◆ Given task: Output an exact reproduction of the data.
━━━━━━━━━━━━━━━━━━━━━━━━━━━━━━
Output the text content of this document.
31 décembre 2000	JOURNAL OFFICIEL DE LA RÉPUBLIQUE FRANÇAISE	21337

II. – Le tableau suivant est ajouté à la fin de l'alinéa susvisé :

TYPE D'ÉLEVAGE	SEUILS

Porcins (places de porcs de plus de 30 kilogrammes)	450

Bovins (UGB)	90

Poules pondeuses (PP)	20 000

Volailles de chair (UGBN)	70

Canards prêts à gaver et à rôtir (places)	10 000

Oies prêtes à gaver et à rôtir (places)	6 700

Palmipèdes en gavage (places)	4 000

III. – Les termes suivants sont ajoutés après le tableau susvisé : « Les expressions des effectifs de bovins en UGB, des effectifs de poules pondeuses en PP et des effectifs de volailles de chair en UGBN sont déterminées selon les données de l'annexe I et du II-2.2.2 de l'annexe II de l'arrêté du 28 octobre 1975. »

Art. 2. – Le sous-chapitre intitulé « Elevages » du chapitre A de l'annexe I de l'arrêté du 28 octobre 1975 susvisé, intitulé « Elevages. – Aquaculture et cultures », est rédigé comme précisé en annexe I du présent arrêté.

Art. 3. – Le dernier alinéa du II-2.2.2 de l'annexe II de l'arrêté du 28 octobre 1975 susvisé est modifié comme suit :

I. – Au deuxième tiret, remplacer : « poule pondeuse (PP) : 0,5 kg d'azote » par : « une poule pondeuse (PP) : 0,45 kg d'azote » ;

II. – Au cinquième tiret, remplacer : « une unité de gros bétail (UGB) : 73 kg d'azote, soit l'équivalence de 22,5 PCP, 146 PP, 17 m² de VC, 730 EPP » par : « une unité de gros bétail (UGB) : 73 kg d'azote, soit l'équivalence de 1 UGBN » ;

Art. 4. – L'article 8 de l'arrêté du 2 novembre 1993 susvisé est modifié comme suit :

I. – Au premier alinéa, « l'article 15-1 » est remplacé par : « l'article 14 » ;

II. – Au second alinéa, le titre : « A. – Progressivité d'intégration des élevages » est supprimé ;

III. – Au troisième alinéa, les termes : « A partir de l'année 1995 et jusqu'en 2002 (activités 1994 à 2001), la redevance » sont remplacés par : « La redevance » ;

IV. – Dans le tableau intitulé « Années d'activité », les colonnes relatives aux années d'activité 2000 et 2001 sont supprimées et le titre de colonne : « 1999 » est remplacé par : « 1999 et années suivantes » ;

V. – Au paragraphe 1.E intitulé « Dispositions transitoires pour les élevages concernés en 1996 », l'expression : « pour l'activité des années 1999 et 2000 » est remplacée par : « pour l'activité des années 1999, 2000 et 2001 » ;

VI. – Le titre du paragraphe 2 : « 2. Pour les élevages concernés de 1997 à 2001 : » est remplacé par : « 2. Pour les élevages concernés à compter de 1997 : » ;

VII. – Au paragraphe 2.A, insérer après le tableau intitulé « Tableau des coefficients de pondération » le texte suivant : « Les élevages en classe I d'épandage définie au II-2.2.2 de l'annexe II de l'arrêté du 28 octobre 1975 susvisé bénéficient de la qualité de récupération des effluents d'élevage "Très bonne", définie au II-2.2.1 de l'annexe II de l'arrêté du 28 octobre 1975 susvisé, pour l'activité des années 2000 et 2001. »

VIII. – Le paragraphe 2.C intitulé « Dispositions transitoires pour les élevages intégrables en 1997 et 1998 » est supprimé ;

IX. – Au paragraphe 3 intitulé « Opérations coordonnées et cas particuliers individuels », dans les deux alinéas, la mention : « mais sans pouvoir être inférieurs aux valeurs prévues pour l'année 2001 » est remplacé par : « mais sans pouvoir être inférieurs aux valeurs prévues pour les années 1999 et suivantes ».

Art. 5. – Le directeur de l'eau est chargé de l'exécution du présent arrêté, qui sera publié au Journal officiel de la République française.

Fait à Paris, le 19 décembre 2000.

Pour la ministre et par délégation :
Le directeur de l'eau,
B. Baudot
━━━━━━━━━━━━━━━━━━━━━━━━━━━━━━
◆ Answer for the task:
Output the text content of this document.
31 décembre 2000	JOURNAL OFFICIEL DE LA RÉPUBLIQUE FRANÇAISE	21337

II. – Le tableau suivant est ajouté à la fin de l'alinéa susvisé :

TYPE D'ÉLEVAGE	SEUILS

Porcins (places de porcs de plus de 30 kilogrammes)	450

Bovins (UGB)	90

Poules pondeuses (PP)	20 000

Volailles de chair (UGBN)	70

Canards prêts à gaver et à rôtir (places)	10 000

Oies prêtes à gaver et à rôtir (places)	6 700

Palmipèdes en gavage (places)	4 000

III. – Les termes suivants sont ajoutés après le tableau susvisé : « Les expressions des effectifs de bovins en UGB, des effectifs de poules pondeuses en PP et des effectifs de volailles de chair en UGBN sont déterminées selon les données de l'annexe I et du II-2.2.2 de l'annexe II de l'arrêté du 28 octobre 1975. »

Art. 2. – Le sous-chapitre intitulé « Elevages » du chapitre A de l'annexe I de l'arrêté du 28 octobre 1975 susvisé, intitulé « Elevages. – Aquaculture et cultures », est rédigé comme précisé en annexe I du présent arrêté.

Art. 3. – Le dernier alinéa du II-2.2.2 de l'annexe II de l'arrêté du 28 octobre 1975 susvisé est modifié comme suit :

I. – Au deuxième tiret, remplacer : « poule pondeuse (PP) : 0,5 kg d'azote » par : « une poule pondeuse (PP) : 0,45 kg d'azote » ;

II. – Au cinquième tiret, remplacer : « une unité de gros bétail (UGB) : 73 kg d'azote, soit l'équivalence de 22,5 PCP, 146 PP, 17 m² de VC, 730 EPP » par : « une unité de gros bétail (UGB) : 73 kg d'azote, soit l'équivalence de 1 UGBN » ;

Art. 4. – L'article 8 de l'arrêté du 2 novembre 1993 susvisé est modifié comme suit :

I. – Au premier alinéa, « l'article 15-1 » est remplacé par : « l'article 14 » ;

II. – Au second alinéa, le titre : « A. – Progressivité d'intégration des élevages » est supprimé ;

III. – Au troisième alinéa, les termes : « A partir de l'année 1995 et jusqu'en 2002 (activités 1994 à 2001), la redevance » sont remplacés par : « La redevance » ;

IV. – Dans le tableau intitulé « Années d'activité », les colonnes relatives aux années d'activité 2000 et 2001 sont supprimées et le titre de colonne : « 1999 » est remplacé par : « 1999 et années suivantes » ;

V. – Au paragraphe 1.E intitulé « Dispositions transitoires pour les élevages concernés en 1996 », l'expression : « pour l'activité des années 1999 et 2000 » est remplacée par : « pour l'activité des années 1999, 2000 et 2001 » ;

VI. – Le titre du paragraphe 2 : « 2. Pour les élevages concernés de 1997 à 2001 : » est remplacé par : « 2. Pour les élevages concernés à compter de 1997 : » ;

VII. – Au paragraphe 2.A, insérer après le tableau intitulé « Tableau des coefficients de pondération » le texte suivant : « Les élevages en classe I d'épandage définie au II-2.2.2 de l'annexe II de l'arrêté du 28 octobre 1975 susvisé bénéficient de la qualité de récupération des effluents d'élevage "Très bonne", définie au II-2.2.1 de l'annexe II de l'arrêté du 28 octobre 1975 susvisé, pour l'activité des années 2000 et 2001. »

VIII. – Le paragraphe 2.C intitulé « Dispositions transitoires pour les élevages intégrables en 1997 et 1998 » est supprimé ;

IX. – Au paragraphe 3 intitulé « Opérations coordonnées et cas particuliers individuels », dans les deux alinéas, la mention : « mais sans pouvoir être inférieurs aux valeurs prévues pour l'année 2001 » est remplacé par : « mais sans pouvoir être inférieurs aux valeurs prévues pour les années 1999 et suivantes ».

Art. 5. – Le directeur de l'eau est chargé de l'exécution du présent arrêté, qui sera publié au Journal officiel de la République française.

Fait à Paris, le 19 décembre 2000.

Pour la ministre et par délégation :
Le directeur de l'eau,
B. Baudot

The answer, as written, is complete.